* [TEXT EXCERPT]:
== == ==
Webkinz: the Newest Next Thing to not Worry About

Imagine a school system's investing time and effort into banning a specific brand of stuffed animal from its schools because the carnival-prize-quality plush critters' presence violates an anti-bullying policy.

I want to go to this school. I want to see this kiddie Shangri-la where the tough guys are made of polyester. Then, from a safe distance, I want to see the adults who kick the fuzz balls to the kerb because they are interfering with scholastic law and order. This has happened in Easton, Massachusetts, as well as Colchester and Mansfield, Connecticut, so far. Why?

WBZTV reports:
In recent years, schools throughout Connecticut and nationwide have tried to minimize distractions by prohibiting everything from Pokemon cards to Beanie Babies, Tamagotchi cyberpets and "Captain Underpants" books. The 44 different Webkinz stuffed toys reflect characters in an online game of the same name. Colchester school administrators say several students have tried to play the game on school computers during indoor recess.

Each Webkinz toy comes with a code that allows the owner access to the Webkinz site, where the following bad thing happens, according to WBZTV: On the site, children can "adopt" a Webkinz after receiving it, decorate a virtual room, care for it like a real pet and participate in games and other activities. Owners use "Kinzcash" to buy items for the cyberpets.

This could become an epidemic control issue for the kiddie commandants. More from our trusted source: Griswold Superintendent of Schools Elizabeth Osga said she was not aware of a similar ban at Griswold Elementary School, but was not surprised by the Jack Jackter prohibition. "Having been an elementary school principal and teacher, I know if one student brings them to school, they all do," she said. Tom Murphy, spokesman for the state Department of Education, said he was not aware of any other schools that have banned Webkinz, but he said he would not be surprised if there were more.
== == ==
* [Source data]:
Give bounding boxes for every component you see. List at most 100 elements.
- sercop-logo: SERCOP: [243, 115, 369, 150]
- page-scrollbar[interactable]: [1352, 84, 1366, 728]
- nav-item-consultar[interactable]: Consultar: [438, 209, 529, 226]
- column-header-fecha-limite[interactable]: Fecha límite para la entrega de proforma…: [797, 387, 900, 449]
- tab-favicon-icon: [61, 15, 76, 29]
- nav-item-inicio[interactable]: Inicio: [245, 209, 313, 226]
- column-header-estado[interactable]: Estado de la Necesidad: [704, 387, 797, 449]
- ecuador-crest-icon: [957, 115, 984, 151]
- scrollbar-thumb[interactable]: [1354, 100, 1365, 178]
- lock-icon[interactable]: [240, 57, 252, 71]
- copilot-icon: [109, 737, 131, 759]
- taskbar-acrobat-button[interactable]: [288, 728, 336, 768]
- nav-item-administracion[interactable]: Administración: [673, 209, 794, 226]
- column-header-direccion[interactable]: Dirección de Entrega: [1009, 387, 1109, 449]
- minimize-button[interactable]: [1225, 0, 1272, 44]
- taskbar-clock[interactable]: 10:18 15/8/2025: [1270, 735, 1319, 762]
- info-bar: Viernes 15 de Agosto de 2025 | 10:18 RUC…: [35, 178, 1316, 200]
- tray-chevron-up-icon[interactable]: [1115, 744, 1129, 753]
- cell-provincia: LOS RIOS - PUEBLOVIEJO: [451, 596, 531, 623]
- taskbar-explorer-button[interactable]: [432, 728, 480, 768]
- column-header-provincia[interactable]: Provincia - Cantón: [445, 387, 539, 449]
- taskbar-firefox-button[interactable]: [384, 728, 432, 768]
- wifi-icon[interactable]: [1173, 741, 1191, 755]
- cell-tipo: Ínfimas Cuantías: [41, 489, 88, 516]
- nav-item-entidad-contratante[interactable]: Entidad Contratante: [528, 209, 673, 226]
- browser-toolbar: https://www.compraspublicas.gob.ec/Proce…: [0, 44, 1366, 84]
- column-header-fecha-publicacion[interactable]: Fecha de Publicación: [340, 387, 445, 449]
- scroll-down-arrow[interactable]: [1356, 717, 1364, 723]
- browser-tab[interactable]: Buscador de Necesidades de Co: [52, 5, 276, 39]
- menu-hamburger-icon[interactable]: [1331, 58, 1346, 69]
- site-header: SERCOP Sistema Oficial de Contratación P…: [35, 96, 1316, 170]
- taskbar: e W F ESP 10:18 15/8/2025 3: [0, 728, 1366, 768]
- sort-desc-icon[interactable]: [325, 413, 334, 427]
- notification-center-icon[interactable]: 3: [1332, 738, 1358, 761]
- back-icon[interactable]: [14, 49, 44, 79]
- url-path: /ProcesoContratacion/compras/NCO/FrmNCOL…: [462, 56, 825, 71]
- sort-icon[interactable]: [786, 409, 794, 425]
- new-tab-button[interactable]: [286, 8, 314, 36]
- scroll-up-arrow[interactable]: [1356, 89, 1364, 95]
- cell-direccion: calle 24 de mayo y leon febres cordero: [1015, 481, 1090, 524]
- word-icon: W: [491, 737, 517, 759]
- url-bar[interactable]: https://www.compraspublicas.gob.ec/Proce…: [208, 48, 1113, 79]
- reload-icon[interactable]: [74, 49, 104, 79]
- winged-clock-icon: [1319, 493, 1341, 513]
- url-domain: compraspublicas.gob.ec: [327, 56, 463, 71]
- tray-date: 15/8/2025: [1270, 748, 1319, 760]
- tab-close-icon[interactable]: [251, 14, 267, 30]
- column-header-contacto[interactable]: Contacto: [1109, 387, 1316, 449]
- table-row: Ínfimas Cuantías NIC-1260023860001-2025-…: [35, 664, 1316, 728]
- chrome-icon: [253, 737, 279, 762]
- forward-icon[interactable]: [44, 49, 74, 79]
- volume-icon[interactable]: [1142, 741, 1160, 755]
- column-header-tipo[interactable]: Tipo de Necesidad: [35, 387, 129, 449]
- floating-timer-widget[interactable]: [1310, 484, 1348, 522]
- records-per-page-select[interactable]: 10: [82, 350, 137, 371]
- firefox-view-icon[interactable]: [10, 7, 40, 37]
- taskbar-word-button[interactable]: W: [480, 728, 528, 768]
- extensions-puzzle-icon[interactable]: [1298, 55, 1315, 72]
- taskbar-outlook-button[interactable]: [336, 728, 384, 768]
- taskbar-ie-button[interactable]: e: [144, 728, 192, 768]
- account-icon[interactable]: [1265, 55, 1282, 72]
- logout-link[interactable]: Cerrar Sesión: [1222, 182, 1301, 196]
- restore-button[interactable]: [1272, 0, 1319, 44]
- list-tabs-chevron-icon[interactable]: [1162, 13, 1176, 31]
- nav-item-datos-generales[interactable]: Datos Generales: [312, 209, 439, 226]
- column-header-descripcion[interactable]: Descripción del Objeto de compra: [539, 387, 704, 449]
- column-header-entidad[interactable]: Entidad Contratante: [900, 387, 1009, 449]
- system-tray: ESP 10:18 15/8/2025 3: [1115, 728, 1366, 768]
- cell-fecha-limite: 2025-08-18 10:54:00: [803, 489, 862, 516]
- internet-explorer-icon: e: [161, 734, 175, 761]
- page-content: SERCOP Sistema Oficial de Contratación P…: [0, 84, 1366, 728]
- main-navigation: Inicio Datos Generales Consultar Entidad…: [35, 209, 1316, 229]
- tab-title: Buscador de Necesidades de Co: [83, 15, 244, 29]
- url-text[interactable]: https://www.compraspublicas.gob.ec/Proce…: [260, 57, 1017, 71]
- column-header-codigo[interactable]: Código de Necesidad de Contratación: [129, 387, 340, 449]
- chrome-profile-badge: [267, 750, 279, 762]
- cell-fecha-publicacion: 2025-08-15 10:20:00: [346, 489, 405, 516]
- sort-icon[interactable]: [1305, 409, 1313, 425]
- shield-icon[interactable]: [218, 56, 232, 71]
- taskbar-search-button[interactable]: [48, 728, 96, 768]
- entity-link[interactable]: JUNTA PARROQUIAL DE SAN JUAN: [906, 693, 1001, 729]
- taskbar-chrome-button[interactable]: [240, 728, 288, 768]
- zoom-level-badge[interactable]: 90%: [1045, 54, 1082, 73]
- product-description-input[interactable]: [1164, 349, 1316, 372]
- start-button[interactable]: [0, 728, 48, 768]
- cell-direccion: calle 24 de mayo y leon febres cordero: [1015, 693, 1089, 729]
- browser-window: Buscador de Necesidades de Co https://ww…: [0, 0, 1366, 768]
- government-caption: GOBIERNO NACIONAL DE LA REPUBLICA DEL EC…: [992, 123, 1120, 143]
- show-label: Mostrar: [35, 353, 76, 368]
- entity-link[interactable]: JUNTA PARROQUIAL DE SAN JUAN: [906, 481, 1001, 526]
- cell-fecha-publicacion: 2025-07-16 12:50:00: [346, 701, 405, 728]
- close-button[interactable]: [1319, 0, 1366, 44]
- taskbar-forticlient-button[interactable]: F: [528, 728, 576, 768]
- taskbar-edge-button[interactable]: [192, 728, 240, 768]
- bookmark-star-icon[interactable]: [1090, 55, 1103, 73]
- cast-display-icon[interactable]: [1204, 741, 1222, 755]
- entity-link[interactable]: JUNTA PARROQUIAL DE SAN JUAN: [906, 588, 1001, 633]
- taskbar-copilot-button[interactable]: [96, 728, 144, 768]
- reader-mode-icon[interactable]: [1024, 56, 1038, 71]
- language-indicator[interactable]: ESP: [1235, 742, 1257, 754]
== == ==
* [QUESTIONS]:
1 - In one to three sentences, explain why Elizabeth Osga was not surprised by the Jack Jackter prohibition, according to the Webkinz article.
2 - Please carry on the Webkinz article from its last sentence.
This data has no connection to the Webkinz article.

* [LIST OF ANSWERS]:
1 - She had been an elementary school principal and teacher, and from that experience she knew that if one student brings Webkinz to school, they all do.

2 -
I grew up in Danbury, Connecticut, where the race riots of the 1970s made a big dent on everyone's psyche for years and years and years. Imagine if those kids were throwing teddy bears instead of punches--and each other?

See Tigger in the House of D for more over-the-top educator antics.
Click here for a little tour of the Webkinz site with Adella


  1. Anonymous8:03 PM

    Leave it to adults to spoil the fun for kids. We over-regulate everything. It's a good thing we don't have more important, critical things to worry about, like health care, Iraq, global warming, etc.

  2. The "Bong Hits 4 Jesus" case at the US Supreme Court is another aspect of this teacher-as-Obergruppenfuhrer.

    I wish they'd worry as much about the low quality of the teaching.

    I have not been able to hire a recent college grad in 12 years who could compose a reasonable paragraph. Or, actually, understand one.

  3. Was the Griswold Elementary School named to honor the Griswolds, of Wally World fame?

  4. Welcome to the ByB family!

    Have added you to the blog roll!

    Lokking forward to read many byb posts on your post.

  5. Greg,

    A bunch of Wallys there be at Griswold.

    Iwill add obergruppenfuhrer to my extra-credit personal vocabulary list for the day.

    Some of the Webkinz games are really just a souped-up version of some of my daughter's recent math homework exercises. How great would life be if we took things in rather than on.

    Many of my college students are quasi-illiterate, so I know what you're talking about. They are also deeply offended if I dare to notice. Scary.

    Personally, I'd like the duck for Easter so I can play with Adella online!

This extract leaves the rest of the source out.